Work to complete
Spot each line that carries the word "tension"; copy those lines.

++++++

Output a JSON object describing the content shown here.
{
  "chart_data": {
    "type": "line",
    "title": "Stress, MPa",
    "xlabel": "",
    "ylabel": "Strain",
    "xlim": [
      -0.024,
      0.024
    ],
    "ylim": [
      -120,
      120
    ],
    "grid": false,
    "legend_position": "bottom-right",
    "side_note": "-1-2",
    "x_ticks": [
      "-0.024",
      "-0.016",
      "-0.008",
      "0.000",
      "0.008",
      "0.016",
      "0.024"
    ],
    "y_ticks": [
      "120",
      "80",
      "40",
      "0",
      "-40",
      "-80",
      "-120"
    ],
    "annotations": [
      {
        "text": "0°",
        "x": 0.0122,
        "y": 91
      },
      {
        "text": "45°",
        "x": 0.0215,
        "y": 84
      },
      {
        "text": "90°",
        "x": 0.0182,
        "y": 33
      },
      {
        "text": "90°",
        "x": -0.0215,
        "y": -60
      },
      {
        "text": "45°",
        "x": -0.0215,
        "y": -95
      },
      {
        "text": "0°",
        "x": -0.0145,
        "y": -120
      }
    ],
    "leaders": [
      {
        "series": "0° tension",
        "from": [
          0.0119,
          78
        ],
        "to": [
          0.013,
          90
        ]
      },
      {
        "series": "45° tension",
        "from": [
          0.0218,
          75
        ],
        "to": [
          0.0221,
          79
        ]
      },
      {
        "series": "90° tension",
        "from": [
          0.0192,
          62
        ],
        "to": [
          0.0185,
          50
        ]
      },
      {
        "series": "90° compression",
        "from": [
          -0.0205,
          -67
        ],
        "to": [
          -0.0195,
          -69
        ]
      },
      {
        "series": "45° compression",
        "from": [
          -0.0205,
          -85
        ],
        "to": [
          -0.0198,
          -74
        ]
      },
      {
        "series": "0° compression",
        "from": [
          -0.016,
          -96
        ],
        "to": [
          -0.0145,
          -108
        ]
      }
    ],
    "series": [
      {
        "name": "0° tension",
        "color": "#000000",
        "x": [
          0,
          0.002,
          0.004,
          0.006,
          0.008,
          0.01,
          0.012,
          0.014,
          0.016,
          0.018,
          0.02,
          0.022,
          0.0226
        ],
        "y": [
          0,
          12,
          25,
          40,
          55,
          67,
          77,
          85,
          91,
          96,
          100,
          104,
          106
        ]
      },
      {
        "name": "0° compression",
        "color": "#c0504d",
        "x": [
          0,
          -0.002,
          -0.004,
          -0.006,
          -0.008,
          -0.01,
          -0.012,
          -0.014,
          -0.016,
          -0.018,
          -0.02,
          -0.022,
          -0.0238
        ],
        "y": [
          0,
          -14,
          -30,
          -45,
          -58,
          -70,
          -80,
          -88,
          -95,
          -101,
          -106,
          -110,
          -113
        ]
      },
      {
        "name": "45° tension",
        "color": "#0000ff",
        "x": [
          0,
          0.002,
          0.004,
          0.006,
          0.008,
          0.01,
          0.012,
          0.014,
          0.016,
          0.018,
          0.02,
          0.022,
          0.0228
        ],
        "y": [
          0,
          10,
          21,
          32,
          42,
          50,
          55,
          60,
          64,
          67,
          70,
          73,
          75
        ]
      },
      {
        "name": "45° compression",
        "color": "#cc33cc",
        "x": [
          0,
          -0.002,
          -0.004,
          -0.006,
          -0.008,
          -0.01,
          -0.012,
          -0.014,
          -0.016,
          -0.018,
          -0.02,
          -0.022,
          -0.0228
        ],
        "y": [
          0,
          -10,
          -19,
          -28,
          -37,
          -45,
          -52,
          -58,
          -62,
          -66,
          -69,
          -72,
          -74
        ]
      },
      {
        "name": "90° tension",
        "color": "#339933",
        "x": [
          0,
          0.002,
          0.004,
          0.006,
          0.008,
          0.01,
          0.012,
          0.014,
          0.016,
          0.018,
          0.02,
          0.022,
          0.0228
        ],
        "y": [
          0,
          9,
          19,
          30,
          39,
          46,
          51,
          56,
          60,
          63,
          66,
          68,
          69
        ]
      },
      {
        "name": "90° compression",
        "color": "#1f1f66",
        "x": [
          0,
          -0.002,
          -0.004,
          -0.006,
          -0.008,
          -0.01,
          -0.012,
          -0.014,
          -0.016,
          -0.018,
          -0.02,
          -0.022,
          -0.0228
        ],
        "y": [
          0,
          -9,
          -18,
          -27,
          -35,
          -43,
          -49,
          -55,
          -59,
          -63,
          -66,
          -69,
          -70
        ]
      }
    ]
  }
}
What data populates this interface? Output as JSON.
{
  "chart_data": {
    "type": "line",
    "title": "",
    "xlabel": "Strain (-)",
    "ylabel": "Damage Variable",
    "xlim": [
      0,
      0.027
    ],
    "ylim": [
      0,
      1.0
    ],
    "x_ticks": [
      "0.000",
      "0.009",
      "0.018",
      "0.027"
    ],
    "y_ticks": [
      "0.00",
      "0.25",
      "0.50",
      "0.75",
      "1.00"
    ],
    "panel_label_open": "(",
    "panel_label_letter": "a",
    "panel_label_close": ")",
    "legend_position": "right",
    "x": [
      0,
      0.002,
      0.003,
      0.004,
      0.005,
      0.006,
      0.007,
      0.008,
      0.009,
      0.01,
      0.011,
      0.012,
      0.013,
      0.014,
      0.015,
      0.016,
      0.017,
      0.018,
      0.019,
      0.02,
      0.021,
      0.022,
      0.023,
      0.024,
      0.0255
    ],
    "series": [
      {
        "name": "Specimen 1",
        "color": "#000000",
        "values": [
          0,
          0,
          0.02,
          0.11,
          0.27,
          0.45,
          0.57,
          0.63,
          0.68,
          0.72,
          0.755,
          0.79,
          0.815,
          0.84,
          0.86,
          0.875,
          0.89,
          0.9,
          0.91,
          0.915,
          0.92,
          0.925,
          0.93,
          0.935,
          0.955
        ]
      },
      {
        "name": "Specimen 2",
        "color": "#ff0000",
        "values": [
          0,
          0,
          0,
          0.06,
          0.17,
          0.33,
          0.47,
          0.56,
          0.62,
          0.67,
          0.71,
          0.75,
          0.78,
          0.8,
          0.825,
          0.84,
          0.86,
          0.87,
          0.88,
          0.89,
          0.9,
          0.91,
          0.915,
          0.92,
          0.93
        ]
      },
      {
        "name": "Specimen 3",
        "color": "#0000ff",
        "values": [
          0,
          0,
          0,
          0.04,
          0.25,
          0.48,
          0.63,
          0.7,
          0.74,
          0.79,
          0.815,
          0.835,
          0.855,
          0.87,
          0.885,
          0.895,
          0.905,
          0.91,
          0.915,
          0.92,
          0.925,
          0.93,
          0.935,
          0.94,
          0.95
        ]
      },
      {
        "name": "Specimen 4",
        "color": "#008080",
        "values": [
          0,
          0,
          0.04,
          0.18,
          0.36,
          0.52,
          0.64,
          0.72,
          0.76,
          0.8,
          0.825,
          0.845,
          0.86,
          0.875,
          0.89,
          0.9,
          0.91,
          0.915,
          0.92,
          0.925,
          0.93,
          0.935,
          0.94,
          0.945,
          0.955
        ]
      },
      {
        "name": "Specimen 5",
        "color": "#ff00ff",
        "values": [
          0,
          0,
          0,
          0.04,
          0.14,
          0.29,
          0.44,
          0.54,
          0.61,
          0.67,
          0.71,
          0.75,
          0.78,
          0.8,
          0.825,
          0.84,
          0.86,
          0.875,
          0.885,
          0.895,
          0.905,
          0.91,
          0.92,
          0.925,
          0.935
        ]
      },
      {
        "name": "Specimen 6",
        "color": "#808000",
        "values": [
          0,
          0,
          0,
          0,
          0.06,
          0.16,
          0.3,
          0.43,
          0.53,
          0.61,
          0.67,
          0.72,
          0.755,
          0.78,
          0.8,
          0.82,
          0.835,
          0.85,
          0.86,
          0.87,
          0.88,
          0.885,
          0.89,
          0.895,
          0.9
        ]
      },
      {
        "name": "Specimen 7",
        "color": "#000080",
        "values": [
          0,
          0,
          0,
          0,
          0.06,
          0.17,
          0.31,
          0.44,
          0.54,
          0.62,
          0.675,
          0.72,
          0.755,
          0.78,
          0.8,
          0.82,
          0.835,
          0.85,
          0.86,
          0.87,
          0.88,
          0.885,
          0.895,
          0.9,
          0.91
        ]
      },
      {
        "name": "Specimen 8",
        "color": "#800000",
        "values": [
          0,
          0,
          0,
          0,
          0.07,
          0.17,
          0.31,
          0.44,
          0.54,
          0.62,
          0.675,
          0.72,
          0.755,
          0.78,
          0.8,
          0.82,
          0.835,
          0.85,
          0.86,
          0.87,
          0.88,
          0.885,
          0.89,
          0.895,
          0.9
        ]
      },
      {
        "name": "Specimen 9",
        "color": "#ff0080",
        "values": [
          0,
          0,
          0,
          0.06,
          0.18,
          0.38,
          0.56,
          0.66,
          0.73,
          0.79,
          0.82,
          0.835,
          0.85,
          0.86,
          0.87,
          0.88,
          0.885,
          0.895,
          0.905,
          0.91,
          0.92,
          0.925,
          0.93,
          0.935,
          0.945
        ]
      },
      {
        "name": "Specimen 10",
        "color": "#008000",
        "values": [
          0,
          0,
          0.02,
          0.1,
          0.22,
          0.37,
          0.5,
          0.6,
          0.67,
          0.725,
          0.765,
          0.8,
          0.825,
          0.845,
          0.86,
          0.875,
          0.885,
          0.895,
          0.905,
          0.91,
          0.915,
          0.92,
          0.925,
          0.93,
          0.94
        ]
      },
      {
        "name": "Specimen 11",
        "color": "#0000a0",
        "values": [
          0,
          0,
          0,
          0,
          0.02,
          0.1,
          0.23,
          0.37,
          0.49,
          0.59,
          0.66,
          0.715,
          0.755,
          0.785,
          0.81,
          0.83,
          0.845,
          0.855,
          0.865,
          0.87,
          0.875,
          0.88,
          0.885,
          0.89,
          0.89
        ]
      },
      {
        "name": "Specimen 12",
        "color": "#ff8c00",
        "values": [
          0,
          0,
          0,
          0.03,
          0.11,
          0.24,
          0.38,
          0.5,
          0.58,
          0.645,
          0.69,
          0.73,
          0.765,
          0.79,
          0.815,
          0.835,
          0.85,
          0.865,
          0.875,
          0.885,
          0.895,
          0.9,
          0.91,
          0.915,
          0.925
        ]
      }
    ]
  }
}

++++++

Solution to the exercise
        "series": "0° tension",
        "series": "45° tension",
        "series": "90° tension",
        "name": "0° tension",
        "name": "45° tension",
        "name": "90° tension",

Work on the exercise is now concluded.